Data to use -
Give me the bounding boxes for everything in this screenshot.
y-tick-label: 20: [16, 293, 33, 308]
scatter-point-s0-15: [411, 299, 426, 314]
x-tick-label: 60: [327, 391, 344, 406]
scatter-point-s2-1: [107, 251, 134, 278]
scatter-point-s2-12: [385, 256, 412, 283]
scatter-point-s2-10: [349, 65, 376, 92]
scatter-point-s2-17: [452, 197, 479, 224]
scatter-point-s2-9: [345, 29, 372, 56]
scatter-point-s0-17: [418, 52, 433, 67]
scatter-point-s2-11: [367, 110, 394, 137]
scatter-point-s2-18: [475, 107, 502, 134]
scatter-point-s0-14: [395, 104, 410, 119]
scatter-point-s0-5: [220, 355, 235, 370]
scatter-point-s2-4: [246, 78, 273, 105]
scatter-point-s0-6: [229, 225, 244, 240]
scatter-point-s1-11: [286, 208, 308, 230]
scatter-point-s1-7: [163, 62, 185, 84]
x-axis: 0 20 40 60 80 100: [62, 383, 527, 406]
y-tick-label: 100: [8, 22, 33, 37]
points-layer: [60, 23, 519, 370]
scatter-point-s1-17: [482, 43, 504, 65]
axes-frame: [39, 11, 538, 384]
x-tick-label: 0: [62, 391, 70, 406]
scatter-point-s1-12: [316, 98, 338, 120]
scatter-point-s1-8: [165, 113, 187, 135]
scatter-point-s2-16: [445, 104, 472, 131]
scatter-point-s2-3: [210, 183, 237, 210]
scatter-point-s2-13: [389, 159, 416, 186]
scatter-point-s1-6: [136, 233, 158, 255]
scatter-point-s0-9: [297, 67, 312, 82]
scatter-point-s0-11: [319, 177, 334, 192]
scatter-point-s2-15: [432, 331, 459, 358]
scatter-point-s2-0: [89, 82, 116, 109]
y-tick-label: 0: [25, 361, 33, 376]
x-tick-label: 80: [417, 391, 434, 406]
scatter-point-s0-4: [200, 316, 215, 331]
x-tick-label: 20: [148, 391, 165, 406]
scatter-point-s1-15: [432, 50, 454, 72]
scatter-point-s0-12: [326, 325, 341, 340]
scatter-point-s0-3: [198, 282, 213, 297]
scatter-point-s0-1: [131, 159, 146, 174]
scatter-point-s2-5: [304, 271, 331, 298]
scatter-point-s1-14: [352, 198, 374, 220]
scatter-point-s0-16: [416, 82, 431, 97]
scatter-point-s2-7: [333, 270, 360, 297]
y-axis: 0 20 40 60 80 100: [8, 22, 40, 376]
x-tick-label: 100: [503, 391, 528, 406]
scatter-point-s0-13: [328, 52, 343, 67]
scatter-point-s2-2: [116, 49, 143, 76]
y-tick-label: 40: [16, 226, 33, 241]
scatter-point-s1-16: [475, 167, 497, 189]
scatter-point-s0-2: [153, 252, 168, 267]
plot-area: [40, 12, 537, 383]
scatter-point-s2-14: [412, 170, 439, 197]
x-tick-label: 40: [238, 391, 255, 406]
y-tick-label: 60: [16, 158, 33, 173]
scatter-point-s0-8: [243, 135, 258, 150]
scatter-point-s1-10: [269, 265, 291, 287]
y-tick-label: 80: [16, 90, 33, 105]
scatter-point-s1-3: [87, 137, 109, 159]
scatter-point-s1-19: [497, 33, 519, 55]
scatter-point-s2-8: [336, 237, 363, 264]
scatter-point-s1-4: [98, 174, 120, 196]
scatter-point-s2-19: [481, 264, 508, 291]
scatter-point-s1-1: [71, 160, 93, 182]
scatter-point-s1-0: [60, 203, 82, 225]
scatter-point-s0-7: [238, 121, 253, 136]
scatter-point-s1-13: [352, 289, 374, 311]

Exercise prompt - Copy every line of the material above word for word, keeping each character.

Output of the exercise -
Give me the bounding boxes for everything in this screenshot.
y-tick-label: 20: [16, 293, 33, 308]
scatter-point-s0-15: [411, 299, 426, 314]
x-tick-label: 60: [327, 391, 344, 406]
scatter-point-s2-1: [107, 251, 134, 278]
scatter-point-s2-12: [385, 256, 412, 283]
scatter-point-s2-10: [349, 65, 376, 92]
scatter-point-s2-17: [452, 197, 479, 224]
scatter-point-s2-9: [345, 29, 372, 56]
scatter-point-s0-17: [418, 52, 433, 67]
scatter-point-s2-11: [367, 110, 394, 137]
scatter-point-s2-18: [475, 107, 502, 134]
scatter-point-s0-14: [395, 104, 410, 119]
scatter-point-s0-5: [220, 355, 235, 370]
scatter-point-s2-4: [246, 78, 273, 105]
scatter-point-s0-6: [229, 225, 244, 240]
scatter-point-s1-11: [286, 208, 308, 230]
scatter-point-s1-7: [163, 62, 185, 84]
x-axis: 0 20 40 60 80 100: [62, 383, 527, 406]
y-tick-label: 100: [8, 22, 33, 37]
points-layer: [60, 23, 519, 370]
scatter-point-s1-17: [482, 43, 504, 65]
axes-frame: [39, 11, 538, 384]
x-tick-label: 0: [62, 391, 70, 406]
scatter-point-s1-12: [316, 98, 338, 120]
scatter-point-s1-8: [165, 113, 187, 135]
scatter-point-s2-16: [445, 104, 472, 131]
scatter-point-s2-3: [210, 183, 237, 210]
scatter-point-s2-13: [389, 159, 416, 186]
scatter-point-s1-6: [136, 233, 158, 255]
scatter-point-s0-9: [297, 67, 312, 82]
scatter-point-s0-11: [319, 177, 334, 192]
scatter-point-s2-15: [432, 331, 459, 358]
scatter-point-s2-0: [89, 82, 116, 109]
y-tick-label: 0: [25, 361, 33, 376]
x-tick-label: 80: [417, 391, 434, 406]
scatter-point-s0-4: [200, 316, 215, 331]
x-tick-label: 20: [148, 391, 165, 406]
scatter-point-s1-15: [432, 50, 454, 72]
scatter-point-s0-12: [326, 325, 341, 340]
scatter-point-s0-3: [198, 282, 213, 297]
scatter-point-s0-1: [131, 159, 146, 174]
scatter-point-s2-5: [304, 271, 331, 298]
scatter-point-s1-14: [352, 198, 374, 220]
scatter-point-s0-16: [416, 82, 431, 97]
scatter-point-s2-7: [333, 270, 360, 297]
y-axis: 0 20 40 60 80 100: [8, 22, 40, 376]
x-tick-label: 100: [503, 391, 528, 406]
scatter-point-s0-13: [328, 52, 343, 67]
scatter-point-s2-2: [116, 49, 143, 76]
y-tick-label: 40: [16, 226, 33, 241]
scatter-point-s1-16: [475, 167, 497, 189]
scatter-point-s0-2: [153, 252, 168, 267]
plot-area: [40, 12, 537, 383]
scatter-point-s2-14: [412, 170, 439, 197]
x-tick-label: 40: [238, 391, 255, 406]
y-tick-label: 60: [16, 158, 33, 173]
scatter-point-s0-8: [243, 135, 258, 150]
scatter-point-s1-10: [269, 265, 291, 287]
y-tick-label: 80: [16, 90, 33, 105]
scatter-point-s1-3: [87, 137, 109, 159]
scatter-point-s1-19: [497, 33, 519, 55]
scatter-point-s2-8: [336, 237, 363, 264]
scatter-point-s1-4: [98, 174, 120, 196]
scatter-point-s2-19: [481, 264, 508, 291]
scatter-point-s1-1: [71, 160, 93, 182]
scatter-point-s1-0: [60, 203, 82, 225]
scatter-point-s0-7: [238, 121, 253, 136]
scatter-point-s1-13: [352, 289, 374, 311]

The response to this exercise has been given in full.